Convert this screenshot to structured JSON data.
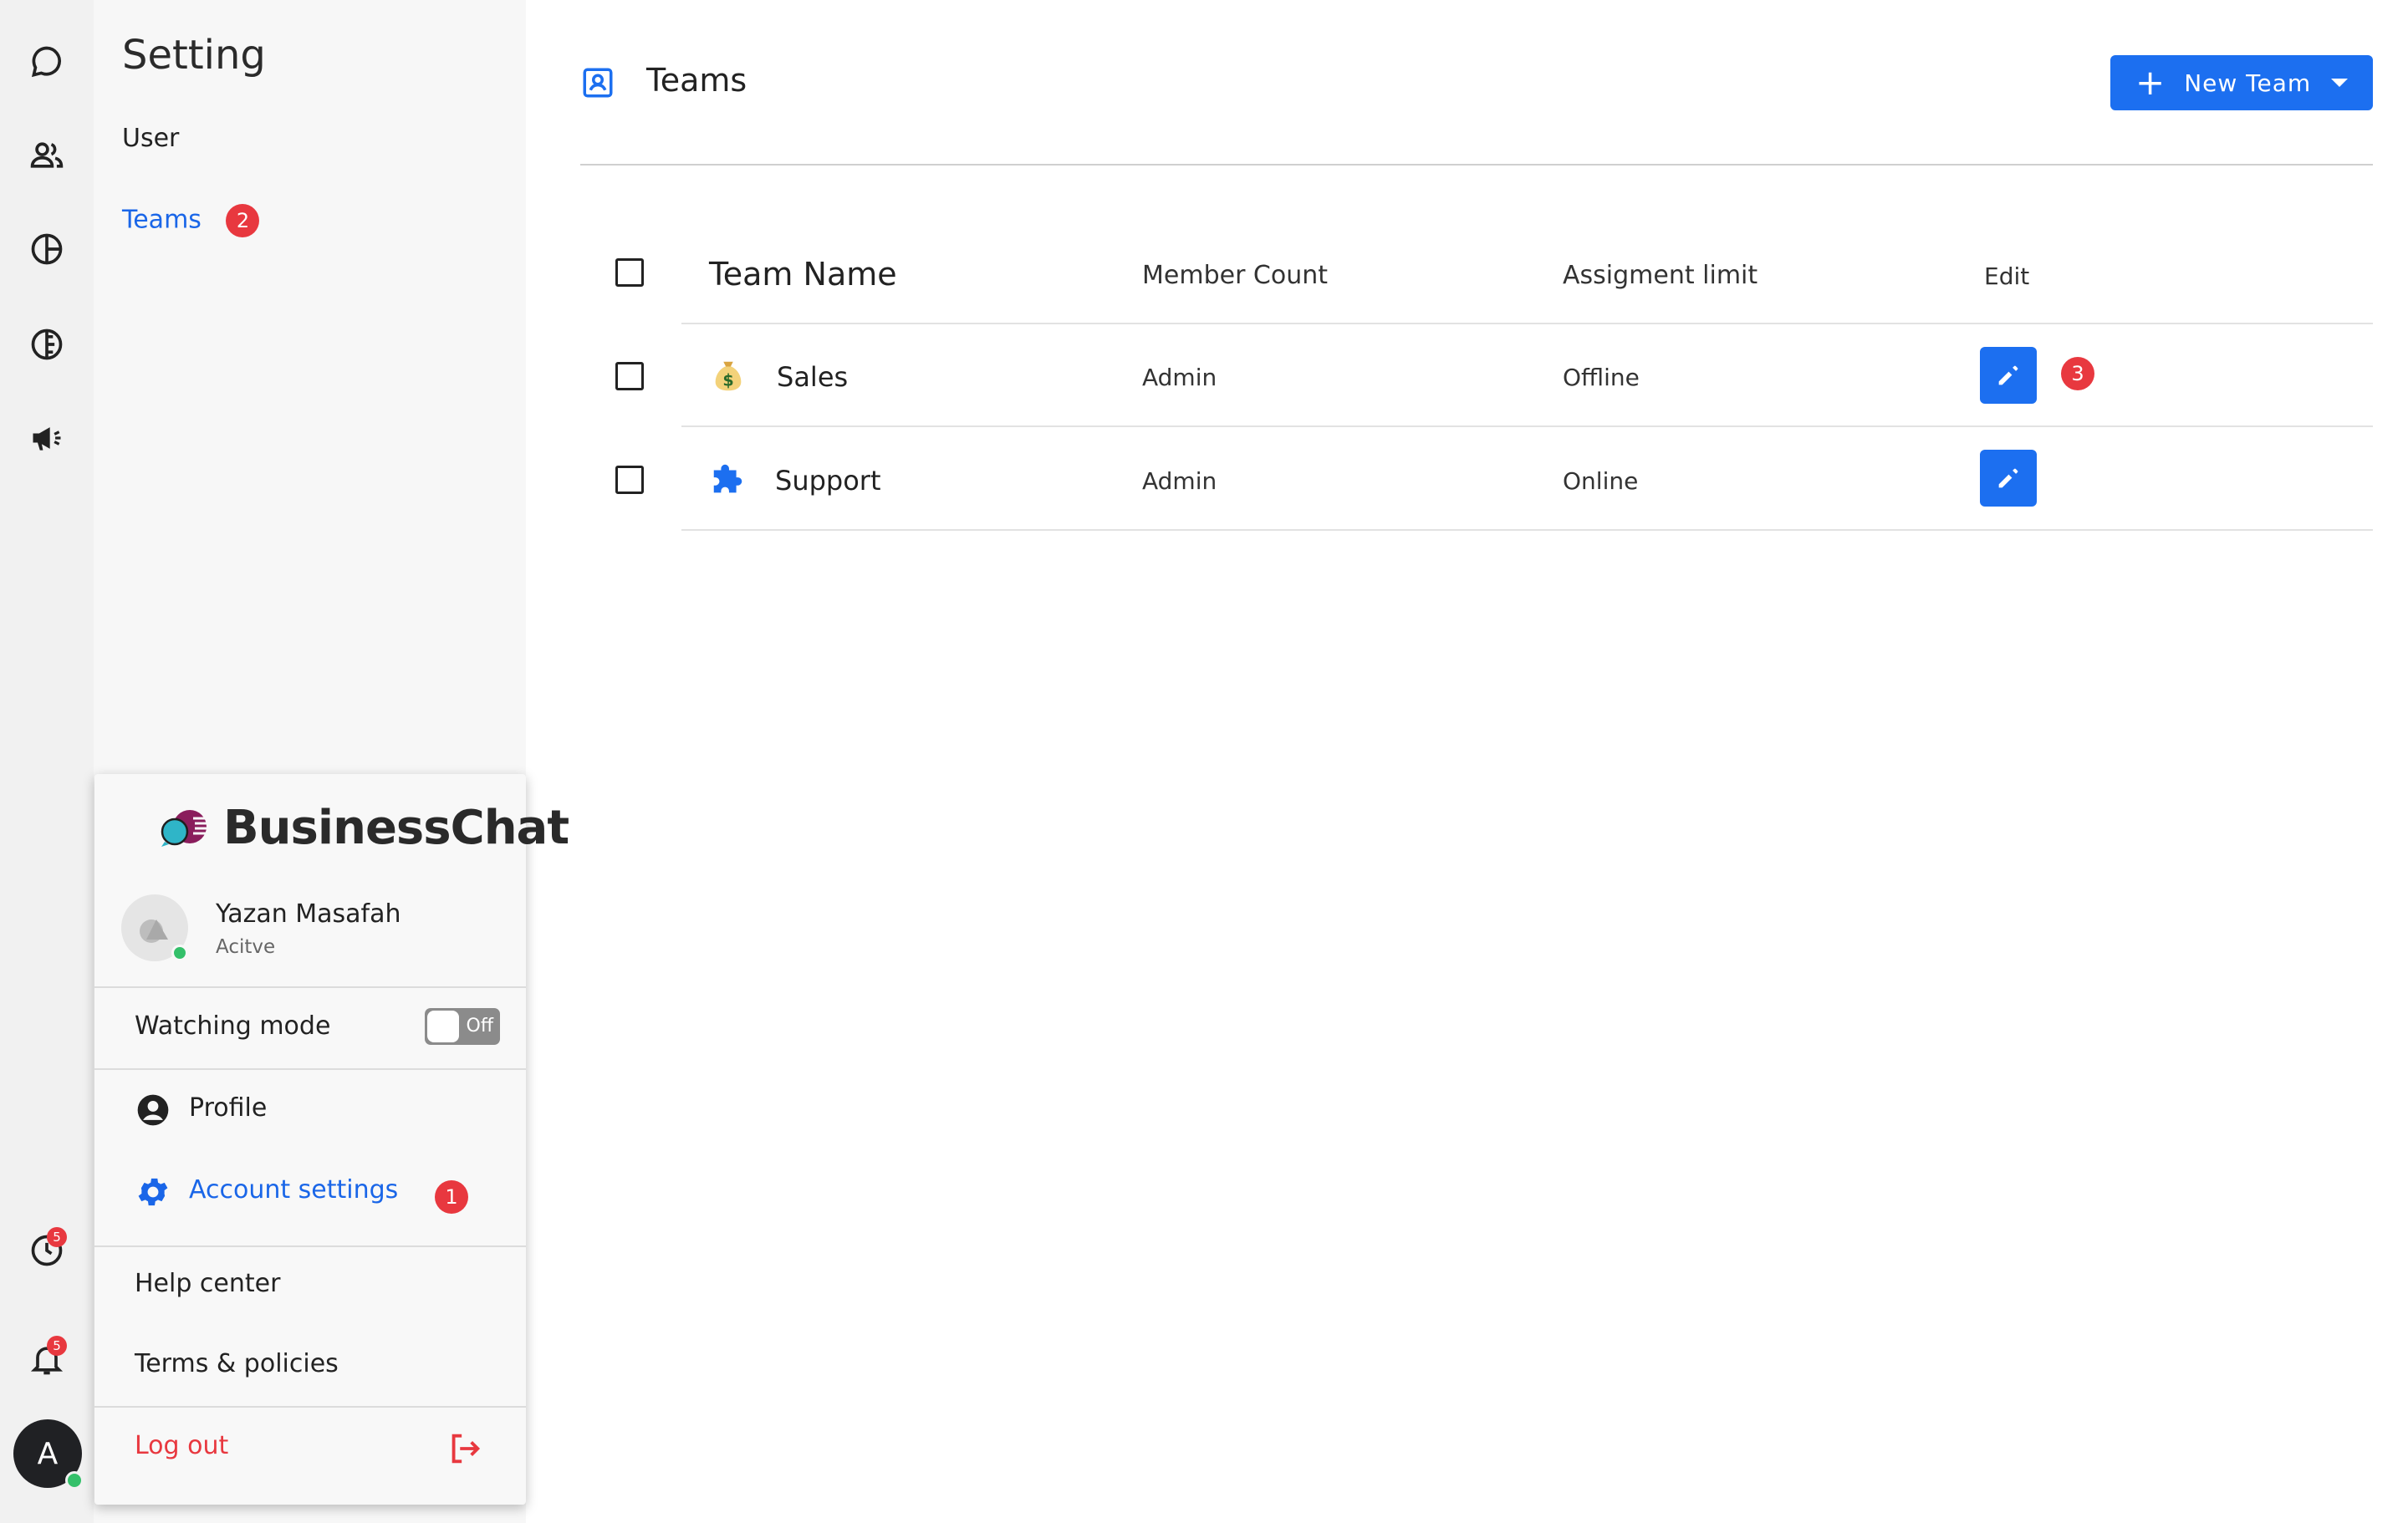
{
  "rail": {
    "icons": [
      "chat-bubble-icon",
      "contacts-icon",
      "reports-icon",
      "campaign-icon",
      "broadcast-icon"
    ],
    "bottom": {
      "activity_badge": "5",
      "notifications_badge": "5",
      "avatar_initial": "A"
    }
  },
  "sidebar": {
    "title": "Setting",
    "items": [
      {
        "label": "User",
        "active": false
      },
      {
        "label": "Teams",
        "active": true,
        "badge": "2"
      }
    ]
  },
  "header": {
    "title": "Teams",
    "new_team_label": "New Team"
  },
  "table": {
    "columns": [
      "Team Name",
      "Member Count",
      "Assigment limit",
      "Edit"
    ],
    "rows": [
      {
        "icon": "money-bag-icon",
        "name": "Sales",
        "member_count": "Admin",
        "assignment_limit": "Offline",
        "badge": "3"
      },
      {
        "icon": "puzzle-icon",
        "name": "Support",
        "member_count": "Admin",
        "assignment_limit": "Online"
      }
    ]
  },
  "popup": {
    "logo_text": "BusinessChat",
    "user": {
      "name": "Yazan Masafah",
      "status": "Acitve"
    },
    "watching_mode": {
      "label": "Watching mode",
      "toggle_label": "Off"
    },
    "profile_label": "Profile",
    "account_settings_label": "Account settings",
    "account_settings_badge": "1",
    "help_center_label": "Help center",
    "terms_label": "Terms & policies",
    "logout_label": "Log out"
  },
  "colors": {
    "accent": "#1c6ff0",
    "badge": "#e8383f",
    "online": "#34c06a"
  }
}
* * * * *
§ What you should do
In your copy of the listing above, reproduce each line exactly and omit all pictures.

§ Output below
Convert this screenshot to structured JSON data.
{
  "rail": {
    "icons": [
      "chat-bubble-icon",
      "contacts-icon",
      "reports-icon",
      "campaign-icon",
      "broadcast-icon"
    ],
    "bottom": {
      "activity_badge": "5",
      "notifications_badge": "5",
      "avatar_initial": "A"
    }
  },
  "sidebar": {
    "title": "Setting",
    "items": [
      {
        "label": "User",
        "active": false
      },
      {
        "label": "Teams",
        "active": true,
        "badge": "2"
      }
    ]
  },
  "header": {
    "title": "Teams",
    "new_team_label": "New Team"
  },
  "table": {
    "columns": [
      "Team Name",
      "Member Count",
      "Assigment limit",
      "Edit"
    ],
    "rows": [
      {
        "icon": "money-bag-icon",
        "name": "Sales",
        "member_count": "Admin",
        "assignment_limit": "Offline",
        "badge": "3"
      },
      {
        "icon": "puzzle-icon",
        "name": "Support",
        "member_count": "Admin",
        "assignment_limit": "Online"
      }
    ]
  },
  "popup": {
    "logo_text": "BusinessChat",
    "user": {
      "name": "Yazan Masafah",
      "status": "Acitve"
    },
    "watching_mode": {
      "label": "Watching mode",
      "toggle_label": "Off"
    },
    "profile_label": "Profile",
    "account_settings_label": "Account settings",
    "account_settings_badge": "1",
    "help_center_label": "Help center",
    "terms_label": "Terms & policies",
    "logout_label": "Log out"
  },
  "colors": {
    "accent": "#1c6ff0",
    "badge": "#e8383f",
    "online": "#34c06a"
  }
}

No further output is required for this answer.